Your task »
In the entries that follow, find the word "Amor" and report each line it is on.

Task inputs »
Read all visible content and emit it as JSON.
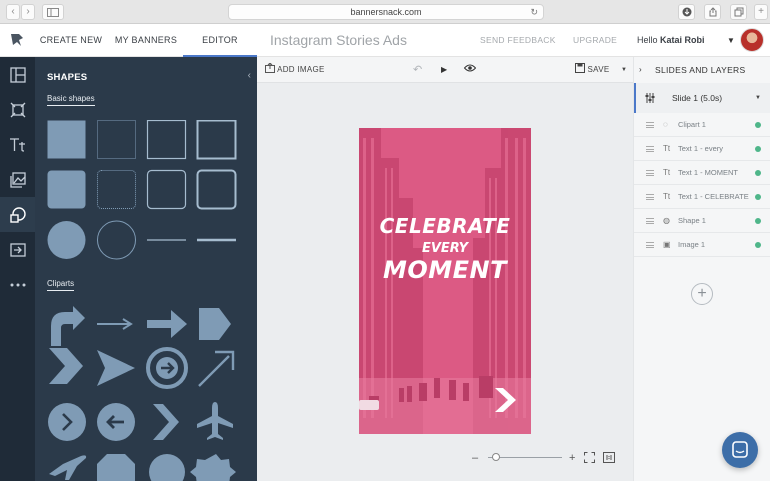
{
  "browser": {
    "url": "bannersnack.com",
    "back": "‹",
    "forward": "›"
  },
  "topbar": {
    "nav": [
      "CREATE NEW",
      "MY BANNERS",
      "EDITOR"
    ],
    "active_nav": "EDITOR",
    "doc_title": "Instagram Stories Ads",
    "send_feedback": "SEND FEEDBACK",
    "upgrade": "UPGRADE",
    "hello": "Hello",
    "user_name": "Katai Robi"
  },
  "rail": {
    "icons": [
      "layout-icon",
      "resize-icon",
      "text-icon",
      "image-icon",
      "shapes-icon",
      "export-icon",
      "more-icon"
    ],
    "active": "shapes-icon"
  },
  "shapes_panel": {
    "title": "SHAPES",
    "collapse": "‹",
    "basic_label": "Basic shapes",
    "cliparts_label": "Cliparts",
    "shape_color": "#7f9bb5"
  },
  "toolbar": {
    "add_image": "ADD IMAGE",
    "save": "SAVE"
  },
  "banner": {
    "line1": "CELEBRATE",
    "line2": "EVERY",
    "line3": "MOMENT",
    "overlay_color": "#d9557f"
  },
  "zoom": {
    "minus": "–",
    "plus": "+",
    "level": 0.05
  },
  "layers_panel": {
    "title": "SLIDES AND LAYERS",
    "slide_label": "Slide 1 (5.0s)",
    "layers": [
      {
        "icon": "clipart-icon",
        "label": "Clipart 1"
      },
      {
        "icon": "text-icon",
        "label": "Text 1 - every"
      },
      {
        "icon": "text-icon",
        "label": "Text 1 - MOMENT"
      },
      {
        "icon": "text-icon",
        "label": "Text 1 - CELEBRATE"
      },
      {
        "icon": "shape-icon",
        "label": "Shape 1"
      },
      {
        "icon": "image-icon",
        "label": "Image 1"
      }
    ],
    "add": "+"
  }
}
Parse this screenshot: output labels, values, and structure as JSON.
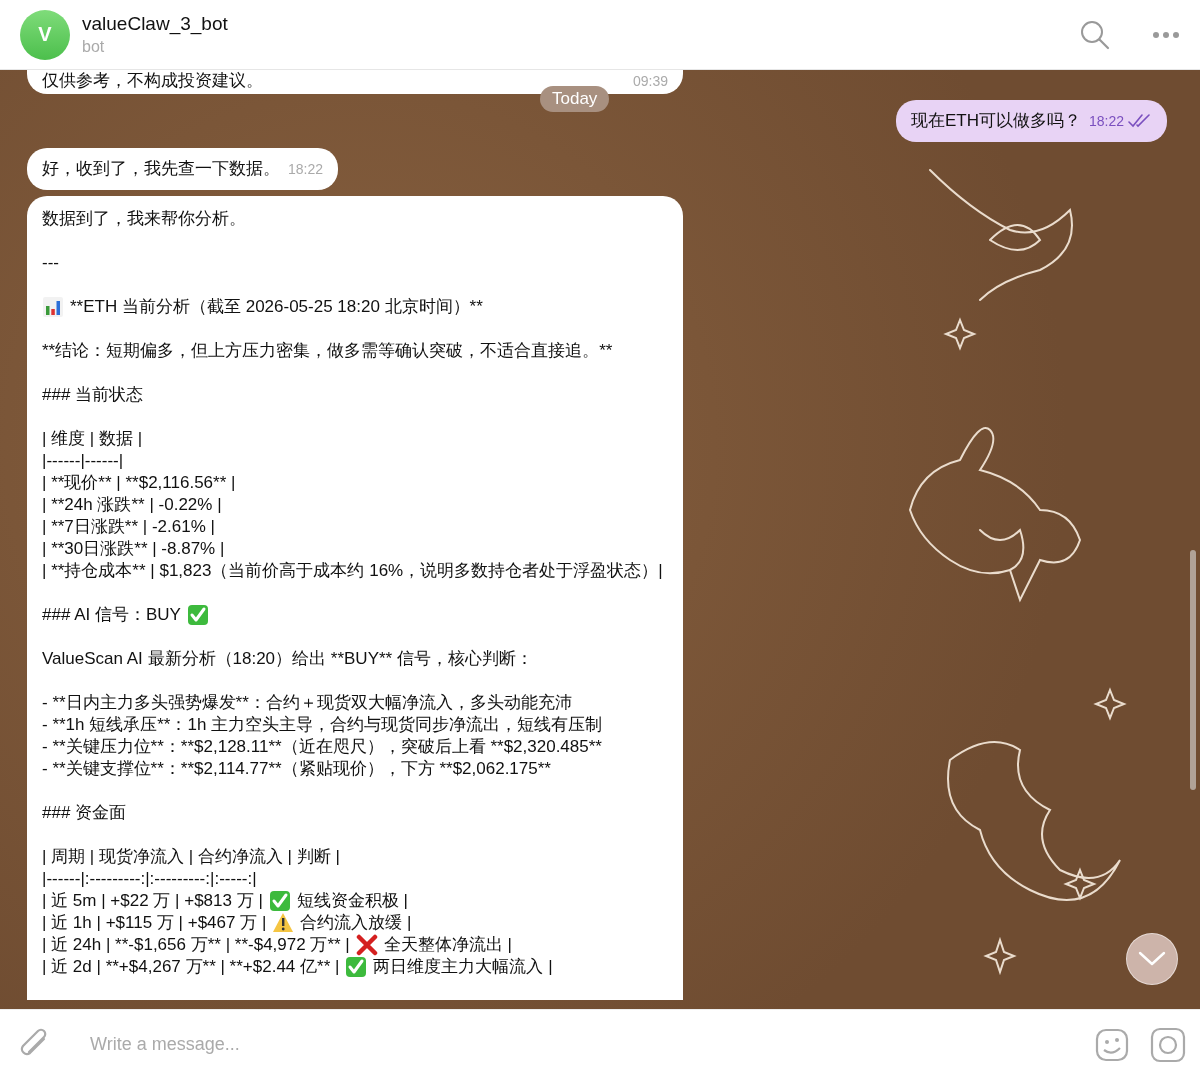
{
  "header": {
    "avatar_letter": "V",
    "title": "valueClaw_3_bot",
    "subtitle": "bot"
  },
  "date_chip": "Today",
  "messages": [
    {
      "kind": "incoming",
      "paragraphs": [
        [
          [
            {
              "kind": "text",
              "text": "仅供参考，不构成投资建议。"
            }
          ]
        ]
      ],
      "time": "09:39"
    },
    {
      "kind": "outgoing",
      "paragraphs": [
        [
          [
            {
              "kind": "text",
              "text": "现在ETH可以做多吗？"
            }
          ]
        ]
      ],
      "time": "18:22",
      "read": true
    },
    {
      "kind": "incoming",
      "paragraphs": [
        [
          [
            {
              "kind": "text",
              "text": "好，收到了，我先查一下数据。"
            }
          ]
        ]
      ],
      "time": "18:22"
    },
    {
      "kind": "incoming",
      "paragraphs": [
        [
          [
            {
              "kind": "text",
              "text": "数据到了，我来帮你分析。"
            }
          ]
        ],
        [
          [
            {
              "kind": "text",
              "text": "---"
            }
          ]
        ],
        [
          [
            {
              "kind": "chart"
            },
            {
              "kind": "text",
              "text": "**ETH 当前分析（截至 2026-05-25 18:20 北京时间）**"
            }
          ]
        ],
        [
          [
            {
              "kind": "text",
              "text": "**结论：短期偏多，但上方压力密集，做多需等确认突破，不适合直接追。**"
            }
          ]
        ],
        [
          [
            {
              "kind": "text",
              "text": "### 当前状态"
            }
          ]
        ],
        [
          [
            {
              "kind": "text",
              "text": "| 维度 | 数据 |"
            }
          ],
          [
            {
              "kind": "text",
              "text": "|------|------|"
            }
          ],
          [
            {
              "kind": "text",
              "text": "| **现价** | **$2,116.56** |"
            }
          ],
          [
            {
              "kind": "text",
              "text": "| **24h 涨跌** | -0.22% |"
            }
          ],
          [
            {
              "kind": "text",
              "text": "| **7日涨跌** | -2.61% |"
            }
          ],
          [
            {
              "kind": "text",
              "text": "| **30日涨跌** | -8.87% |"
            }
          ],
          [
            {
              "kind": "text",
              "text": "| **持仓成本** | $1,823（当前价高于成本约 16%，说明多数持仓者处于浮盈状态）|"
            }
          ]
        ],
        [
          [
            {
              "kind": "text",
              "text": "### AI 信号：BUY"
            },
            {
              "kind": "check"
            }
          ]
        ],
        [
          [
            {
              "kind": "text",
              "text": "ValueScan AI 最新分析（18:20）给出 **BUY** 信号，核心判断："
            }
          ]
        ],
        [
          [
            {
              "kind": "text",
              "text": "- **日内主力多头强势爆发**：合约＋现货双大幅净流入，多头动能充沛"
            }
          ],
          [
            {
              "kind": "text",
              "text": "- **1h 短线承压**：1h 主力空头主导，合约与现货同步净流出，短线有压制"
            }
          ],
          [
            {
              "kind": "text",
              "text": "- **关键压力位**：**$2,128.11**（近在咫尺），突破后上看 **$2,320.485**"
            }
          ],
          [
            {
              "kind": "text",
              "text": "- **关键支撑位**：**$2,114.77**（紧贴现价），下方 **$2,062.175**"
            }
          ]
        ],
        [
          [
            {
              "kind": "text",
              "text": "### 资金面"
            }
          ]
        ],
        [
          [
            {
              "kind": "text",
              "text": "| 周期 | 现货净流入 | 合约净流入 | 判断 |"
            }
          ],
          [
            {
              "kind": "text",
              "text": "|------|:---------:|:---------:|:-----:|"
            }
          ],
          [
            {
              "kind": "text",
              "text": "| 近 5m | +$22 万 | +$813 万 |"
            },
            {
              "kind": "check"
            },
            {
              "kind": "text",
              "text": "短线资金积极 |"
            }
          ],
          [
            {
              "kind": "text",
              "text": "| 近 1h | +$115 万 | +$467 万 |"
            },
            {
              "kind": "warning"
            },
            {
              "kind": "text",
              "text": "合约流入放缓 |"
            }
          ],
          [
            {
              "kind": "text",
              "text": "| 近 24h | **-$1,656 万** | **-$4,972 万** |"
            },
            {
              "kind": "cross"
            },
            {
              "kind": "text",
              "text": "全天整体净流出 |"
            }
          ],
          [
            {
              "kind": "text",
              "text": "| 近 2d | **+$4,267 万** | **+$2.44 亿** |"
            },
            {
              "kind": "check"
            },
            {
              "kind": "text",
              "text": "两日维度主力大幅流入 |"
            }
          ]
        ]
      ]
    }
  ],
  "composer": {
    "placeholder": "Write a message..."
  }
}
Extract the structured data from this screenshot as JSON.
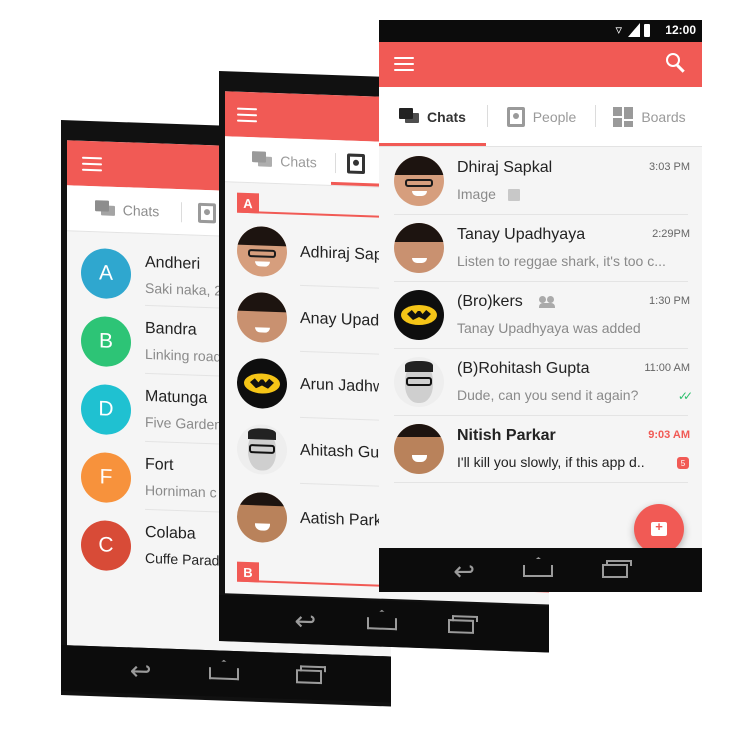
{
  "colors": {
    "accent": "#f15a55",
    "nav_bg": "#0c0c0c",
    "screen_bg": "#f5f5f5"
  },
  "status_bar": {
    "time": "12:00"
  },
  "tabs": {
    "chats": "Chats",
    "people": "People",
    "boards": "Boards"
  },
  "phone1": {
    "rows": [
      {
        "letter": "A",
        "name": "Andheri",
        "sub": "Saki naka, 2",
        "color": "#2fa7cf"
      },
      {
        "letter": "B",
        "name": "Bandra",
        "sub": "Linking road",
        "color": "#2dc476"
      },
      {
        "letter": "D",
        "name": "Matunga",
        "sub": "Five Garden",
        "color": "#1fc1d1"
      },
      {
        "letter": "F",
        "name": "Fort",
        "sub": "Horniman c",
        "color": "#f7923c"
      },
      {
        "letter": "C",
        "name": "Colaba",
        "sub": "Cuffe Parad",
        "color": "#d84b37"
      }
    ]
  },
  "phone2": {
    "section_a": "A",
    "section_b": "B",
    "rows": [
      {
        "name": "Adhiraj Sap"
      },
      {
        "name": "Anay Upadh"
      },
      {
        "name": "Arun Jadhw"
      },
      {
        "name": "Ahitash Gup"
      },
      {
        "name": "Aatish Park"
      }
    ]
  },
  "phone3": {
    "rows": [
      {
        "name": "Dhiraj Sapkal",
        "message": "Image",
        "time": "3:03 PM"
      },
      {
        "name": "Tanay Upadhyaya",
        "message": "Listen to reggae shark, it's too c...",
        "time": "2:29PM"
      },
      {
        "name": "(Bro)kers",
        "message": "Tanay Upadhyaya was added",
        "time": "1:30 PM"
      },
      {
        "name": "(B)Rohitash Gupta",
        "message": "Dude, can you send it again?",
        "time": "11:00 AM"
      },
      {
        "name": "Nitish Parkar",
        "message": "I'll kill you slowly, if this app d..",
        "time": "9:03 AM",
        "unread": "5"
      }
    ]
  }
}
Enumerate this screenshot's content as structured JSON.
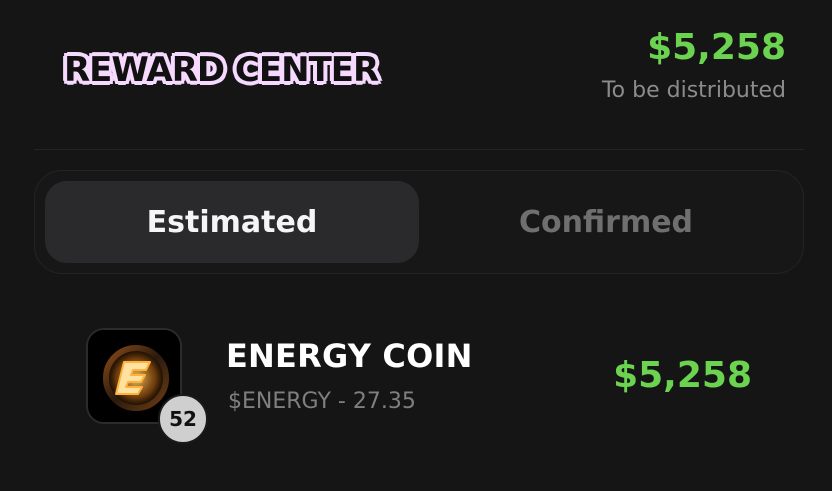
{
  "header": {
    "title": "REWARD CENTER",
    "amount": "$5,258",
    "subtitle": "To be distributed"
  },
  "tabs": [
    {
      "label": "Estimated",
      "active": true
    },
    {
      "label": "Confirmed",
      "active": false
    }
  ],
  "coins": [
    {
      "name": "ENERGY COIN",
      "subtitle": "$ENERGY - 27.35",
      "amount": "$5,258",
      "badge": "52",
      "icon": "energy-coin-icon"
    }
  ],
  "colors": {
    "background": "#151515",
    "accent_green": "#6bd34f",
    "title_outline": "#f6d9ff"
  }
}
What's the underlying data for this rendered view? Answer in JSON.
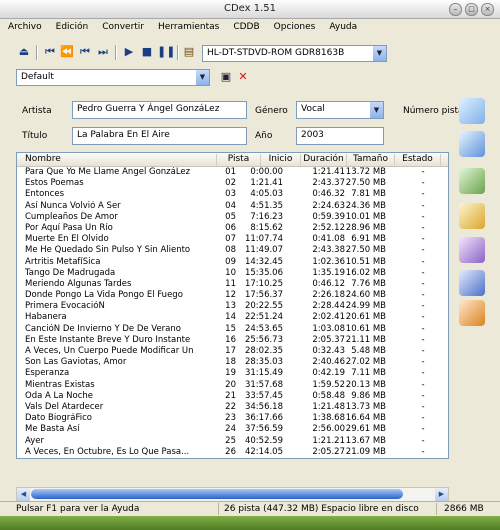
{
  "window": {
    "title": "CDex 1.51"
  },
  "menu": [
    "Archivo",
    "Edición",
    "Convertir",
    "Herramientas",
    "CDDB",
    "Opciones",
    "Ayuda"
  ],
  "toolbar": {
    "drive": "HL-DT-STDVD-ROM GDR8163B"
  },
  "preset": {
    "value": "Default"
  },
  "album": {
    "artist_label": "Artista",
    "artist": "Pedro Guerra Y Ángel GonzáLez",
    "title_label": "Título",
    "title": "La Palabra En El Aire",
    "genre_label": "Género",
    "genre": "Vocal",
    "year_label": "Año",
    "year": "2003",
    "track_number_label": "Número pista"
  },
  "table": {
    "columns": [
      "Nombre",
      "Pista",
      "Inicio",
      "Duración",
      "Tamaño",
      "Estado"
    ],
    "rows": [
      {
        "name": "Para Que Yo Me Llame Ángel GonzáLez",
        "track": "01",
        "start": "0:00.00",
        "duration": "1:21.41",
        "size": "13.72 MB",
        "status": "-"
      },
      {
        "name": "Estos Poemas",
        "track": "02",
        "start": "1:21.41",
        "duration": "2:43.37",
        "size": "27.50 MB",
        "status": "-"
      },
      {
        "name": "Entonces",
        "track": "03",
        "start": "4:05.03",
        "duration": "0:46.32",
        "size": "7.81 MB",
        "status": "-"
      },
      {
        "name": "Así Nunca Volvió A Ser",
        "track": "04",
        "start": "4:51.35",
        "duration": "2:24.63",
        "size": "24.36 MB",
        "status": "-"
      },
      {
        "name": "Cumpleaños De Amor",
        "track": "05",
        "start": "7:16.23",
        "duration": "0:59.39",
        "size": "10.01 MB",
        "status": "-"
      },
      {
        "name": "Por Aquí Pasa Un Río",
        "track": "06",
        "start": "8:15.62",
        "duration": "2:52.12",
        "size": "28.96 MB",
        "status": "-"
      },
      {
        "name": "Muerte En El Olvido",
        "track": "07",
        "start": "11:07.74",
        "duration": "0:41.08",
        "size": "6.91 MB",
        "status": "-"
      },
      {
        "name": "Me He Quedado Sin Pulso Y Sin Aliento",
        "track": "08",
        "start": "11:49.07",
        "duration": "2:43.38",
        "size": "27.50 MB",
        "status": "-"
      },
      {
        "name": "Artritis MetafíSica",
        "track": "09",
        "start": "14:32.45",
        "duration": "1:02.36",
        "size": "10.51 MB",
        "status": "-"
      },
      {
        "name": "Tango De Madrugada",
        "track": "10",
        "start": "15:35.06",
        "duration": "1:35.19",
        "size": "16.02 MB",
        "status": "-"
      },
      {
        "name": "Meriendo Algunas Tardes",
        "track": "11",
        "start": "17:10.25",
        "duration": "0:46.12",
        "size": "7.76 MB",
        "status": "-"
      },
      {
        "name": "Donde Pongo La Vida Pongo El Fuego",
        "track": "12",
        "start": "17:56.37",
        "duration": "2:26.18",
        "size": "24.60 MB",
        "status": "-"
      },
      {
        "name": "Primera EvocacióN",
        "track": "13",
        "start": "20:22.55",
        "duration": "2:28.44",
        "size": "24.99 MB",
        "status": "-"
      },
      {
        "name": "Habanera",
        "track": "14",
        "start": "22:51.24",
        "duration": "2:02.41",
        "size": "20.61 MB",
        "status": "-"
      },
      {
        "name": "CancióN De Invierno Y De De Verano",
        "track": "15",
        "start": "24:53.65",
        "duration": "1:03.08",
        "size": "10.61 MB",
        "status": "-"
      },
      {
        "name": "En Este Instante Breve Y Duro Instante",
        "track": "16",
        "start": "25:56.73",
        "duration": "2:05.37",
        "size": "21.11 MB",
        "status": "-"
      },
      {
        "name": "A Veces, Un Cuerpo Puede Modificar Un ...",
        "track": "17",
        "start": "28:02.35",
        "duration": "0:32.43",
        "size": "5.48 MB",
        "status": "-"
      },
      {
        "name": "Son Las Gaviotas, Amor",
        "track": "18",
        "start": "28:35.03",
        "duration": "2:40.46",
        "size": "27.02 MB",
        "status": "-"
      },
      {
        "name": "Esperanza",
        "track": "19",
        "start": "31:15.49",
        "duration": "0:42.19",
        "size": "7.11 MB",
        "status": "-"
      },
      {
        "name": "Mientras Existas",
        "track": "20",
        "start": "31:57.68",
        "duration": "1:59.52",
        "size": "20.13 MB",
        "status": "-"
      },
      {
        "name": "Oda A La Noche",
        "track": "21",
        "start": "33:57.45",
        "duration": "0:58.48",
        "size": "9.86 MB",
        "status": "-"
      },
      {
        "name": "Vals Del Atardecer",
        "track": "22",
        "start": "34:56.18",
        "duration": "1:21.48",
        "size": "13.73 MB",
        "status": "-"
      },
      {
        "name": "Dato BiográFico",
        "track": "23",
        "start": "36:17.66",
        "duration": "1:38.68",
        "size": "16.64 MB",
        "status": "-"
      },
      {
        "name": "Me Basta Así",
        "track": "24",
        "start": "37:56.59",
        "duration": "2:56.00",
        "size": "29.61 MB",
        "status": "-"
      },
      {
        "name": "Ayer",
        "track": "25",
        "start": "40:52.59",
        "duration": "1:21.21",
        "size": "13.67 MB",
        "status": "-"
      },
      {
        "name": "A Veces, En Octubre, Es Lo Que Pasa...",
        "track": "26",
        "start": "42:14.05",
        "duration": "2:05.27",
        "size": "21.09 MB",
        "status": "-"
      }
    ]
  },
  "statusbar": {
    "help": "Pulsar F1 para ver la Ayuda",
    "tracks": "26 pista (447.32 MB) Espacio libre en disco",
    "free": "2866 MB"
  }
}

Completed exercise »
        "name": "Cumpleaños De Amor",
        "name": "Son Las Gaviotas, Amor",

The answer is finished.